▸ **The task**: Keep only those lines of the records that include the string "其他每空".

▸ **Excerpted records**:
━━━

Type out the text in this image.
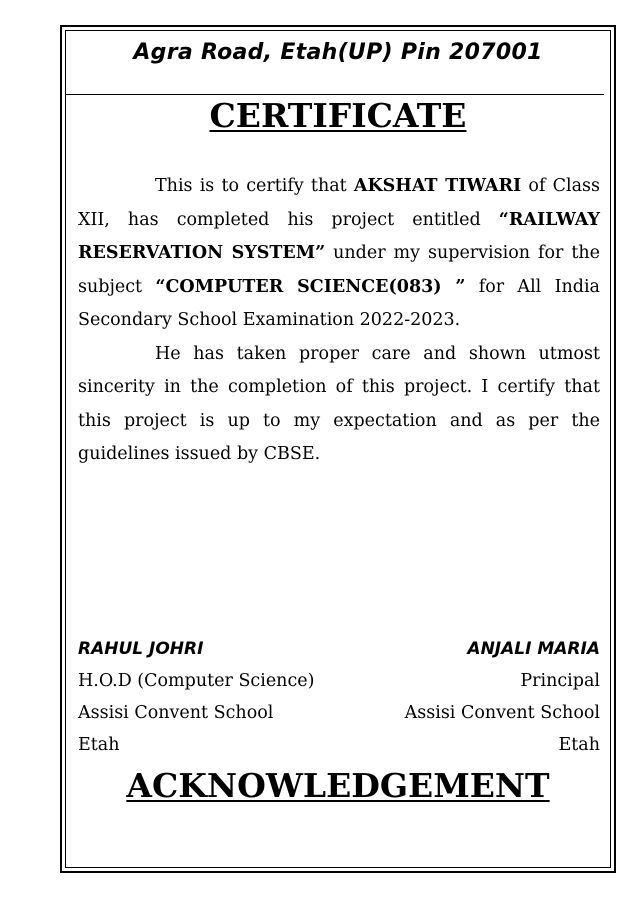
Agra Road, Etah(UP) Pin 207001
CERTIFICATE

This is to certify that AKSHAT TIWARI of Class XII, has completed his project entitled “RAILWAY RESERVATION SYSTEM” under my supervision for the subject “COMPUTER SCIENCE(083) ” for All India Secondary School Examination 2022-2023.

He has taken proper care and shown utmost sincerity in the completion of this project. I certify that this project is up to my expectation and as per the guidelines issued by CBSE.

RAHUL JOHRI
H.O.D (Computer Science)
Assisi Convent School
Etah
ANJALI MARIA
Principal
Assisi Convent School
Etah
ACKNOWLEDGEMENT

━━━

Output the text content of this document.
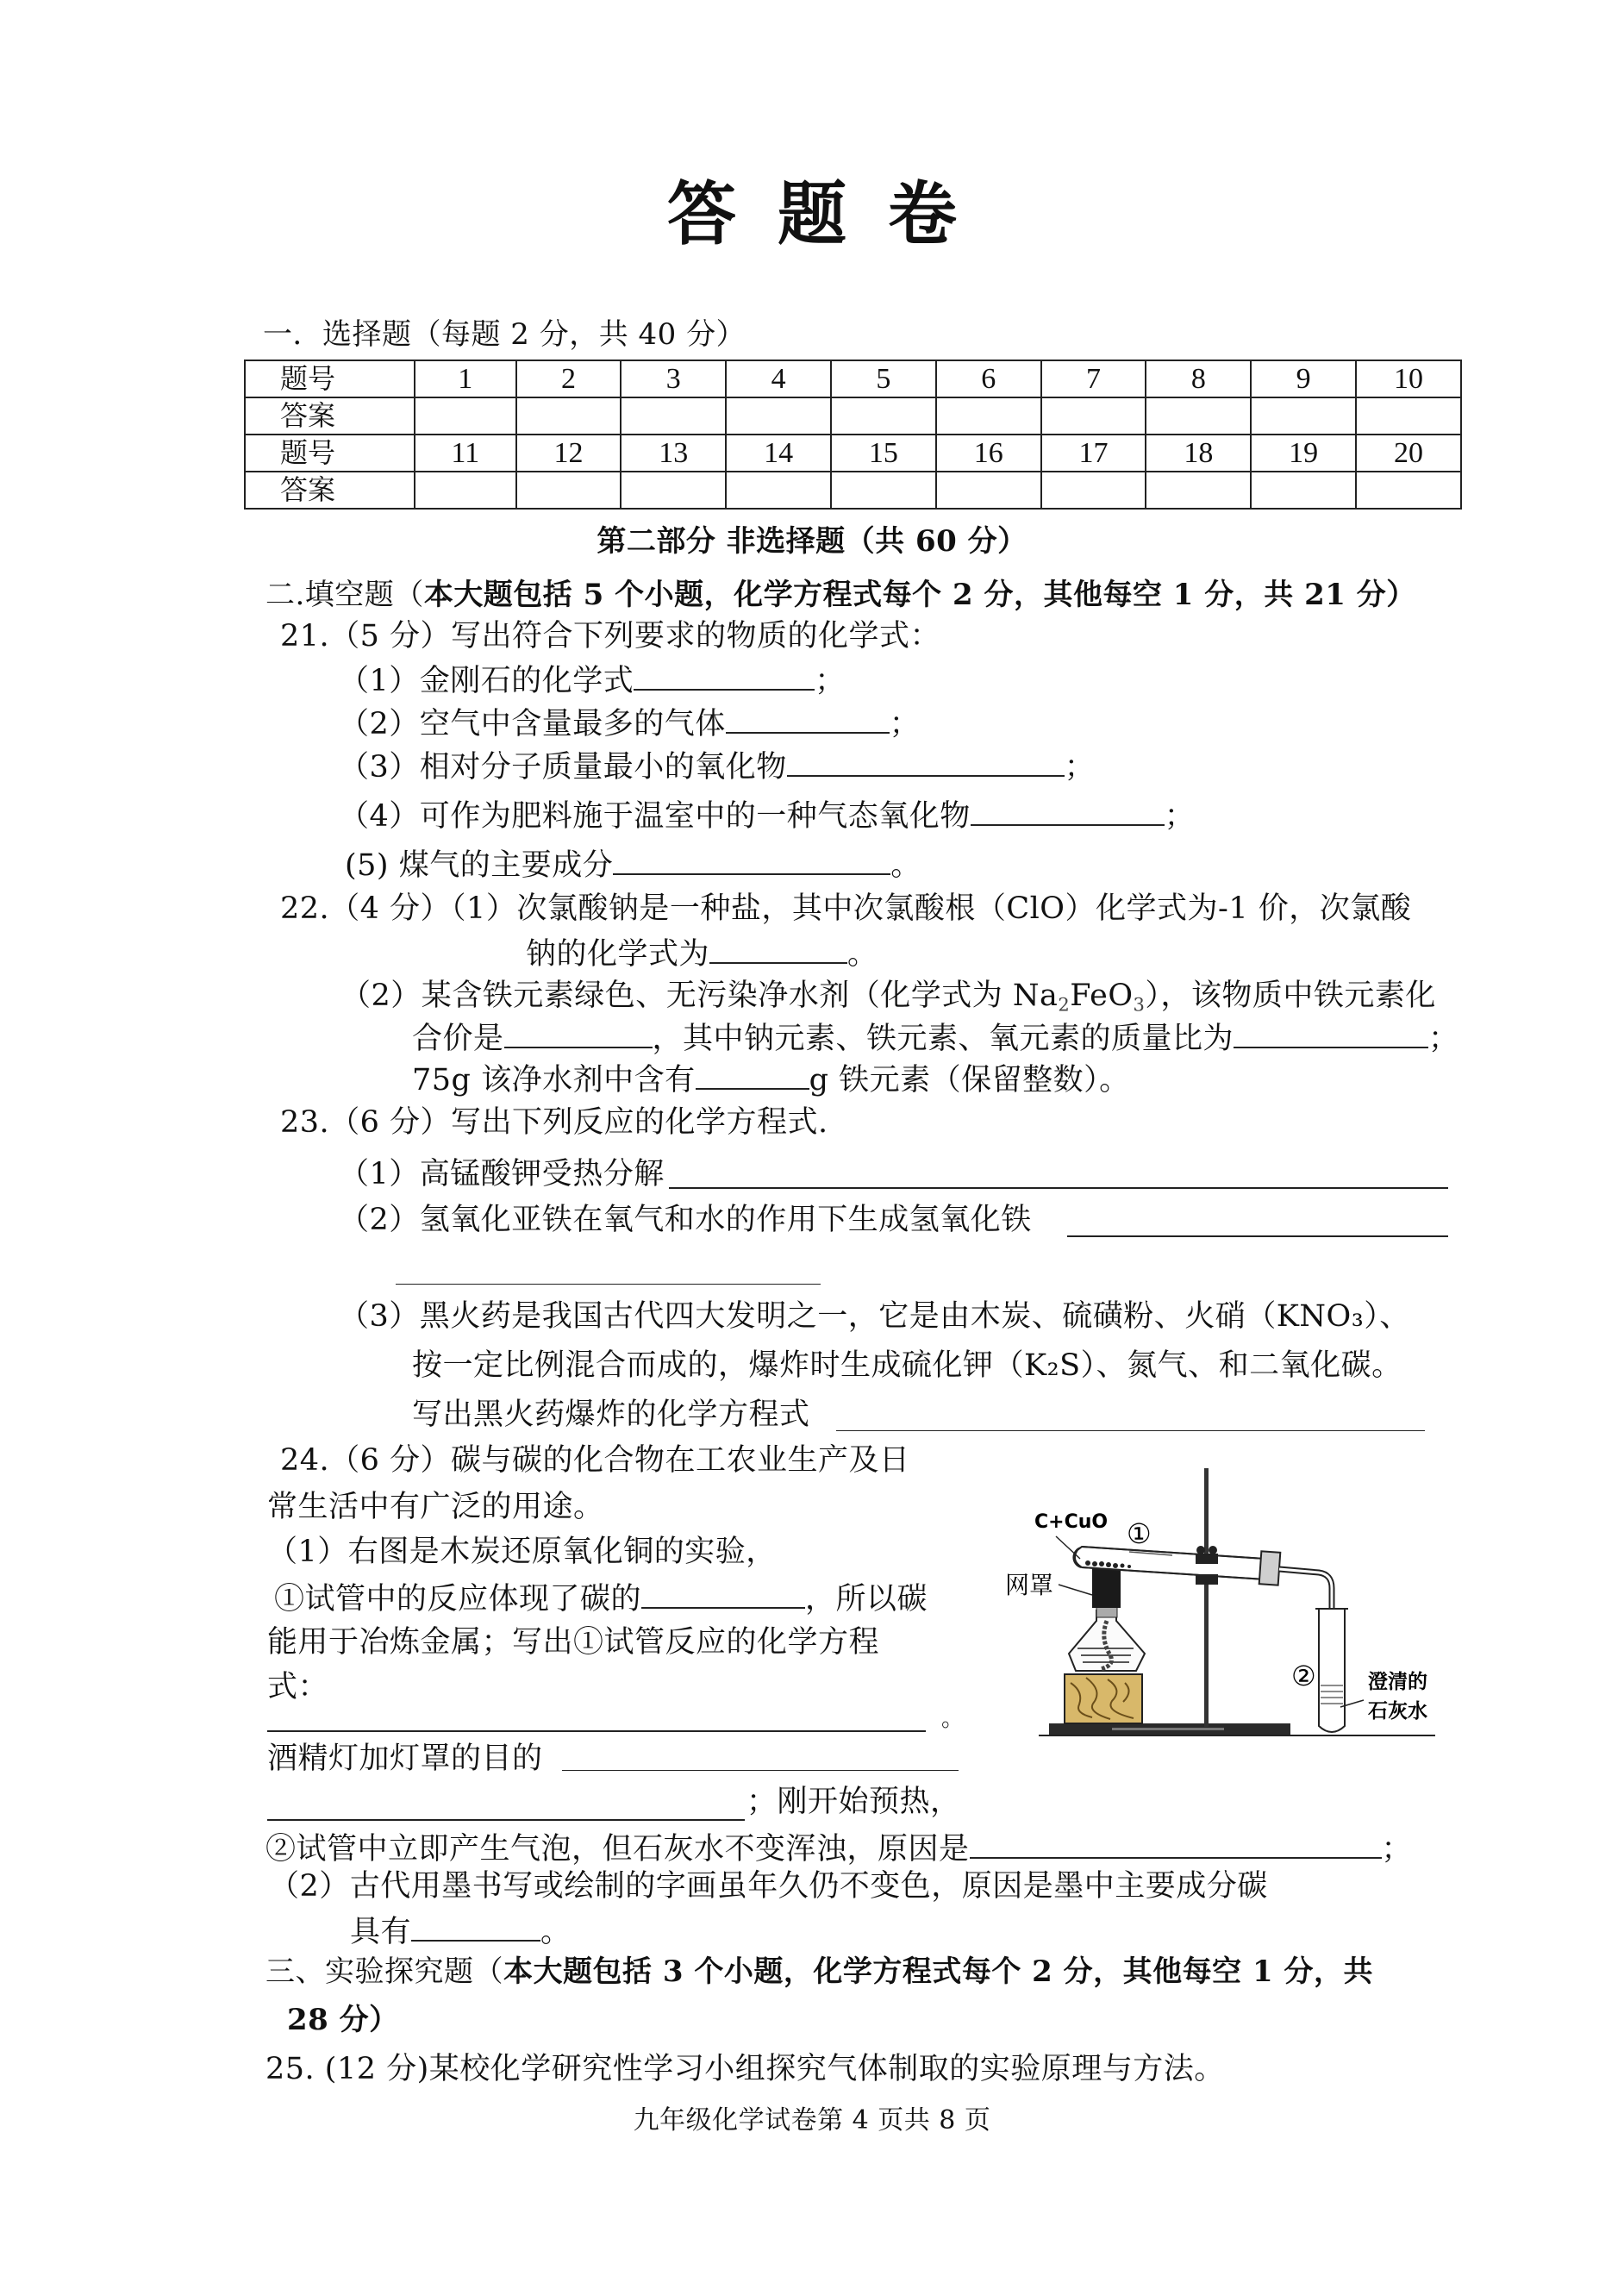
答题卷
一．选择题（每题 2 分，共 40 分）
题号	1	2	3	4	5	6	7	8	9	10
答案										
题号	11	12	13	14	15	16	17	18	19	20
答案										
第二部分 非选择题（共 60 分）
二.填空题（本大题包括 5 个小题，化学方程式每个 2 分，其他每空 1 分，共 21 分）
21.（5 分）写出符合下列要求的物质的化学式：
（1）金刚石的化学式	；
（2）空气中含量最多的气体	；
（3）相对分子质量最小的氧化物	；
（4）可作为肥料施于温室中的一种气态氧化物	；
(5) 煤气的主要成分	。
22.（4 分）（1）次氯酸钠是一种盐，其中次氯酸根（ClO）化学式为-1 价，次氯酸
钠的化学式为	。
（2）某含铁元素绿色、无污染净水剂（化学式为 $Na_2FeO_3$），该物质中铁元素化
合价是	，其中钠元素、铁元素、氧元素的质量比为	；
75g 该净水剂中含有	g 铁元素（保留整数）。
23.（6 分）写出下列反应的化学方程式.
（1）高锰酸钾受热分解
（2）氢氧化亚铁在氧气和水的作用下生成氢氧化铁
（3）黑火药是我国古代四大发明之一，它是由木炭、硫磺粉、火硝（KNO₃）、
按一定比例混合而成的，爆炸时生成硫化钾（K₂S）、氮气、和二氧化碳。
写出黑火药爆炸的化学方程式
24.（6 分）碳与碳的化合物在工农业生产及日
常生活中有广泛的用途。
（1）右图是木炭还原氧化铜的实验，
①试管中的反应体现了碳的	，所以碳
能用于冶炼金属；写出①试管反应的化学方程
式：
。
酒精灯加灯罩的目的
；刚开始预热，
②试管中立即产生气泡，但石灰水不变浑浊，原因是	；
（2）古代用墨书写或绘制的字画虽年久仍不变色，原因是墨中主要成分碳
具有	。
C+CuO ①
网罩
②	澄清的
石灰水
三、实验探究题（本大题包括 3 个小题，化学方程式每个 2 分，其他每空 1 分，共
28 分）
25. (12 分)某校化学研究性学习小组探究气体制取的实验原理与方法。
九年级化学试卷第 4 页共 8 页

━━━

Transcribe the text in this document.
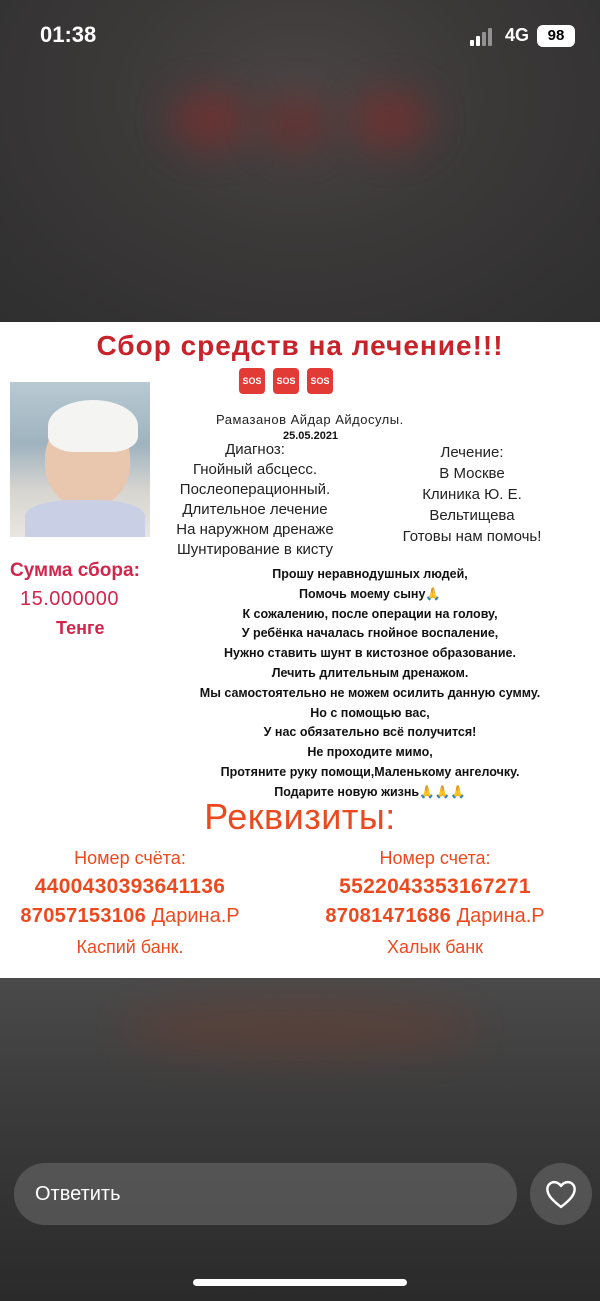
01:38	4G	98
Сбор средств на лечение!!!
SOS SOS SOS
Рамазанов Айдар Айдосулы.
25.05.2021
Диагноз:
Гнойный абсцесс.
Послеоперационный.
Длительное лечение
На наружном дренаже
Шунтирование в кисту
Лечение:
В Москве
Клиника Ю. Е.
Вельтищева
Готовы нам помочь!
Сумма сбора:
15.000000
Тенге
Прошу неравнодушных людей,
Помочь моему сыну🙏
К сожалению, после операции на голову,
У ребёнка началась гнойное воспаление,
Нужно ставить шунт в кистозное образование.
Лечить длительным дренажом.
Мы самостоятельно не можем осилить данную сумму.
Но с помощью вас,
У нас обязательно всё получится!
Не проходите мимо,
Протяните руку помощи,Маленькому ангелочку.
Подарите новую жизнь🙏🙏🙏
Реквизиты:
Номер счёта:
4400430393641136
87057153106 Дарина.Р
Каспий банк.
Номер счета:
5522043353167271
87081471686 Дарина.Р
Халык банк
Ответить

━━━

▸ **Solution**:
二.填空题（本大题包括 5 个小题，化学方程式每个 2 分，其他每空 1 分，共 21 分）
三、实验探究题（本大题包括 3 个小题，化学方程式每个 2 分，其他每空 1 分，共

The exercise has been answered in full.